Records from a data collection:
— start —

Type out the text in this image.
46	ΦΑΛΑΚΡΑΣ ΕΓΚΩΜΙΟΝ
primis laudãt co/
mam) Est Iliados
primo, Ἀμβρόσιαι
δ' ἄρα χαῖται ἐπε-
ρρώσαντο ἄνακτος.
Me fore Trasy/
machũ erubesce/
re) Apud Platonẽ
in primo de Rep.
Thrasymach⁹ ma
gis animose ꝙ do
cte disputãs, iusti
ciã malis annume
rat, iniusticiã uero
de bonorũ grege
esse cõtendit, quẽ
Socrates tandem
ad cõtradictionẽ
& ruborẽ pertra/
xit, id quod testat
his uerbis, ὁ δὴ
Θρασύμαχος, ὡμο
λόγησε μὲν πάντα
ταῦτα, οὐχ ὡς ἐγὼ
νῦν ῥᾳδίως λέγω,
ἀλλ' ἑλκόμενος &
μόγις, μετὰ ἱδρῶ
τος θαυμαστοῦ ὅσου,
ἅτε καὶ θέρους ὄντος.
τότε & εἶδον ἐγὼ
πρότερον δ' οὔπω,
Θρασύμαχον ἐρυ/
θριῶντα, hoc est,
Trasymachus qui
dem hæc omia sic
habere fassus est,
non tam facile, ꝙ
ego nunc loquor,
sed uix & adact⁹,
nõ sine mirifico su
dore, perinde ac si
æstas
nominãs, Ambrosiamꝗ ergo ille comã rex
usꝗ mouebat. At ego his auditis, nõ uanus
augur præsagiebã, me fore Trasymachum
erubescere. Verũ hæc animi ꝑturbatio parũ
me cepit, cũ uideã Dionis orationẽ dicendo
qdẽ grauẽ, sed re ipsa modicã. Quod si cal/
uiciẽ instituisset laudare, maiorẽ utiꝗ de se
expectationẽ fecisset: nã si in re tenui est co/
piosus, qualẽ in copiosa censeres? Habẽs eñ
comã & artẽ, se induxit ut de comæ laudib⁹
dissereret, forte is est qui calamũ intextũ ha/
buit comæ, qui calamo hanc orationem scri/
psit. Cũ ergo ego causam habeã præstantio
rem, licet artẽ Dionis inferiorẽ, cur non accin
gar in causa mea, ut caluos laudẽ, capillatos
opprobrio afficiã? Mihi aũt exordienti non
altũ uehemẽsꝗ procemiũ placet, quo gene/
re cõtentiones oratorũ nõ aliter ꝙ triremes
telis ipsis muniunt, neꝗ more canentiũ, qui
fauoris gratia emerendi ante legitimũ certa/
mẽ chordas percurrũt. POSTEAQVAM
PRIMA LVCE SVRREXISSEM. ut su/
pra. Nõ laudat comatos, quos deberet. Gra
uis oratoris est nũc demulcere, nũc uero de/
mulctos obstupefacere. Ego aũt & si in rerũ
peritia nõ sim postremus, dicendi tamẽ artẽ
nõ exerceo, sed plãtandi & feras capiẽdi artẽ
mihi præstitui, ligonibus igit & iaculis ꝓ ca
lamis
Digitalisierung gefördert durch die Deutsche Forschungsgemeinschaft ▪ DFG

— end —
— start —

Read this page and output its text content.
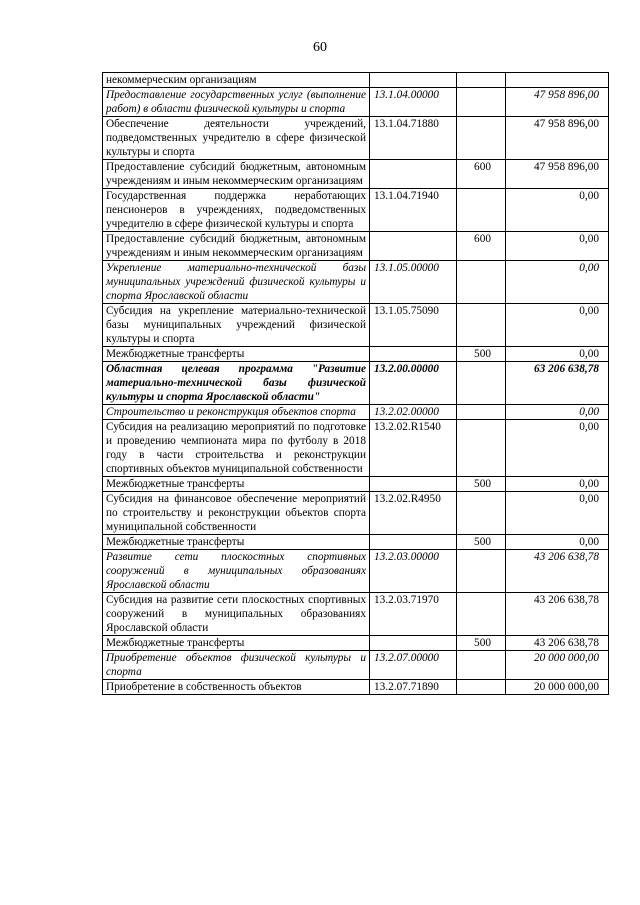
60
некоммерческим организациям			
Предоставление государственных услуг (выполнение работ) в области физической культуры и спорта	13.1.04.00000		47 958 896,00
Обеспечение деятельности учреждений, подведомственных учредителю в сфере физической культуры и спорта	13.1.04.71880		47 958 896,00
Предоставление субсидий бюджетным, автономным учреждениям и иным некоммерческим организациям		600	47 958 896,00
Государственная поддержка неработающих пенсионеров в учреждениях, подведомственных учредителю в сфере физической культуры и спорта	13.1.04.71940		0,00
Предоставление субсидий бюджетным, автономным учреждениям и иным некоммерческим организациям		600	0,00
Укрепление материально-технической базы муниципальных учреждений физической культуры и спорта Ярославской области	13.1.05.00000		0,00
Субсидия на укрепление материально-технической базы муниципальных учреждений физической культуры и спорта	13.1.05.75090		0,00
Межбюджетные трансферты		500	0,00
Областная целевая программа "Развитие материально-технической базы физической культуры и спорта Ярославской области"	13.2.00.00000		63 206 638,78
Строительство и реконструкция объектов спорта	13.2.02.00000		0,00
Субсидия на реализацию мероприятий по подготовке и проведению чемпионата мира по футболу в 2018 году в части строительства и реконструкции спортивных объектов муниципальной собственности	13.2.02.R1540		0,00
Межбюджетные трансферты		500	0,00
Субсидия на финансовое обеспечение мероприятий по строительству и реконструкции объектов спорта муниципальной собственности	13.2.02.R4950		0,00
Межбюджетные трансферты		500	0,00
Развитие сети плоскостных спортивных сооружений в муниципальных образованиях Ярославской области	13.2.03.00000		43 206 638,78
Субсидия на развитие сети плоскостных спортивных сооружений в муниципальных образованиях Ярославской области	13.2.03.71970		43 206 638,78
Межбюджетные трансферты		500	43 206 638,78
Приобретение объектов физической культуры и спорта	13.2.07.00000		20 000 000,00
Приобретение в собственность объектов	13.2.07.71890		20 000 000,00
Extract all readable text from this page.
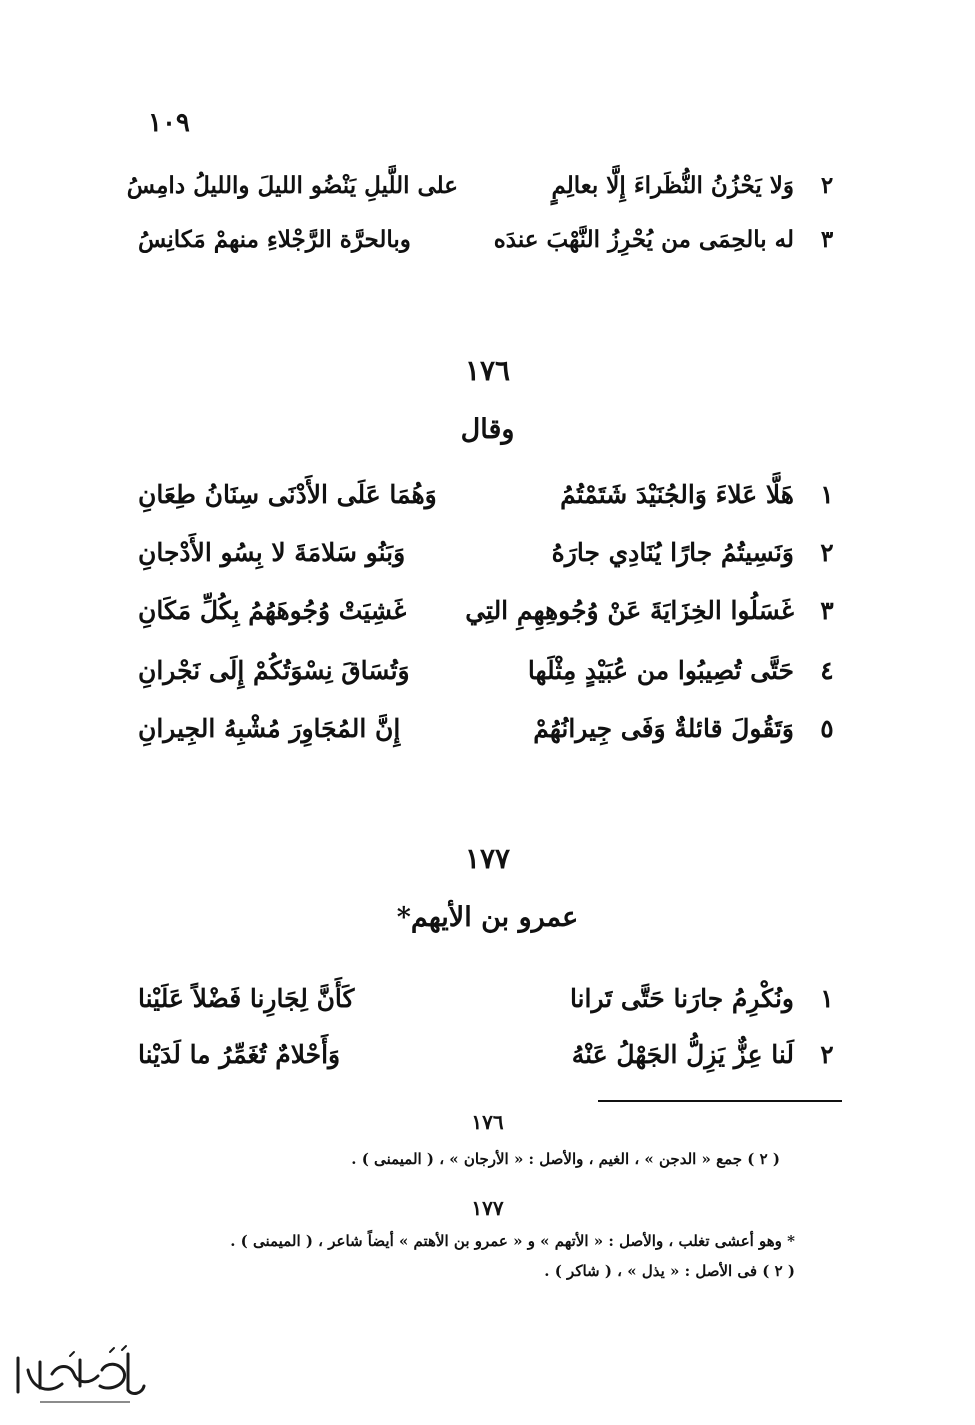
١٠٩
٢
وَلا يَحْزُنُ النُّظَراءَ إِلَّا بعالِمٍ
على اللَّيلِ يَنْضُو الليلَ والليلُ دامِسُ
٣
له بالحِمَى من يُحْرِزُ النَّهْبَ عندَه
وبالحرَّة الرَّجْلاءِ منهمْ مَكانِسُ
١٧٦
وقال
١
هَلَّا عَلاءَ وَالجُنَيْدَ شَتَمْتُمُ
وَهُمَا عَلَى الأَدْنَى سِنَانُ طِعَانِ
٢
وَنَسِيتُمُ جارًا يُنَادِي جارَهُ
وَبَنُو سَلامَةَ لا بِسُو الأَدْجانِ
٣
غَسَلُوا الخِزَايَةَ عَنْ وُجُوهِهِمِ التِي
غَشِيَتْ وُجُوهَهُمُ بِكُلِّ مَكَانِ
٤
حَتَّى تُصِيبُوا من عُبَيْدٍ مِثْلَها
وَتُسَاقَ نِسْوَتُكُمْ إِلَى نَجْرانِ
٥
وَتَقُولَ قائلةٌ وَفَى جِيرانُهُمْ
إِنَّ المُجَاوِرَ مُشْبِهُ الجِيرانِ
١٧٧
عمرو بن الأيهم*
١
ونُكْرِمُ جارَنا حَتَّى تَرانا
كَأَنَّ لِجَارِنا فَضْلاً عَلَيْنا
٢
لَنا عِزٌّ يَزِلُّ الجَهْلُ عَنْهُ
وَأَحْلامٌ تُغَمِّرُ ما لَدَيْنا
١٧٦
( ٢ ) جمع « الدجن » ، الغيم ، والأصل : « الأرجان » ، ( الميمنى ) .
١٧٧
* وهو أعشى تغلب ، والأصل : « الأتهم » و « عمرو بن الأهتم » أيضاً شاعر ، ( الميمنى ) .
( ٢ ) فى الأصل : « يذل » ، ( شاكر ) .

— end —

Return only those lines of the records that contain the string "artẽ".

comã & artẽ, se induxit ut de comæ laudib⁹
rem, licet artẽ Dionis inferiorẽ, cur non accin
peritia nõ sim postremus, dicendi tamẽ artẽ
nõ exerceo, sed plãtandi & feras capiẽdi artẽ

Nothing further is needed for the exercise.